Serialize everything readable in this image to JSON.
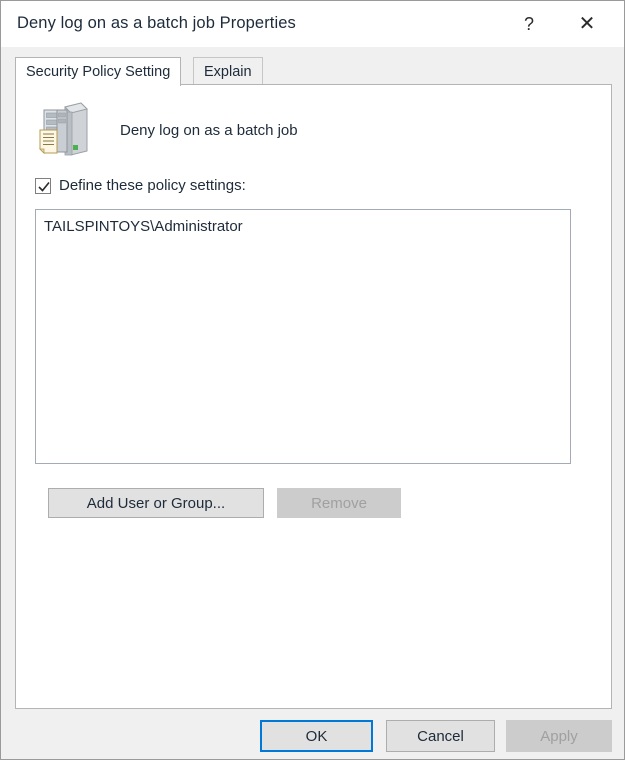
{
  "window": {
    "title": "Deny log on as a batch job Properties",
    "help_glyph": "?",
    "close_glyph": "✕",
    "border_color": "#9a9a9a",
    "titlebar_bg": "#ffffff",
    "title_color": "#1d2b3a"
  },
  "tabs": [
    {
      "label": "Security Policy Setting",
      "active": true
    },
    {
      "label": "Explain",
      "active": false
    }
  ],
  "policy": {
    "name": "Deny log on as a batch job",
    "icon": "server-policy-icon"
  },
  "define_checkbox": {
    "label": "Define these policy settings:",
    "checked": true
  },
  "principals": {
    "items": [
      "TAILSPINTOYS\\Administrator"
    ]
  },
  "list_actions": {
    "add_label": "Add User or Group...",
    "add_enabled": true,
    "remove_label": "Remove",
    "remove_enabled": false
  },
  "footer": {
    "ok_label": "OK",
    "cancel_label": "Cancel",
    "apply_label": "Apply",
    "apply_enabled": false,
    "default_button": "OK"
  },
  "colors": {
    "accent": "#0078d7",
    "dialog_bg": "#f0f0f0",
    "panel_bg": "#ffffff",
    "button_face": "#e1e1e1",
    "button_disabled": "#cccccc",
    "disabled_text": "#a0a0a0",
    "text": "#1d2b3a"
  }
}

---+---

Exercise requirements: Will you set down the records word for word while leaving out every picture?

Solved problem:
Serialize everything readable in this image to JSON.
{
  "window": {
    "title": "Deny log on as a batch job Properties",
    "help_glyph": "?",
    "close_glyph": "✕",
    "border_color": "#9a9a9a",
    "titlebar_bg": "#ffffff",
    "title_color": "#1d2b3a"
  },
  "tabs": [
    {
      "label": "Security Policy Setting",
      "active": true
    },
    {
      "label": "Explain",
      "active": false
    }
  ],
  "policy": {
    "name": "Deny log on as a batch job",
    "icon": "server-policy-icon"
  },
  "define_checkbox": {
    "label": "Define these policy settings:",
    "checked": true
  },
  "principals": {
    "items": [
      "TAILSPINTOYS\\Administrator"
    ]
  },
  "list_actions": {
    "add_label": "Add User or Group...",
    "add_enabled": true,
    "remove_label": "Remove",
    "remove_enabled": false
  },
  "footer": {
    "ok_label": "OK",
    "cancel_label": "Cancel",
    "apply_label": "Apply",
    "apply_enabled": false,
    "default_button": "OK"
  },
  "colors": {
    "accent": "#0078d7",
    "dialog_bg": "#f0f0f0",
    "panel_bg": "#ffffff",
    "button_face": "#e1e1e1",
    "button_disabled": "#cccccc",
    "disabled_text": "#a0a0a0",
    "text": "#1d2b3a"
  }
}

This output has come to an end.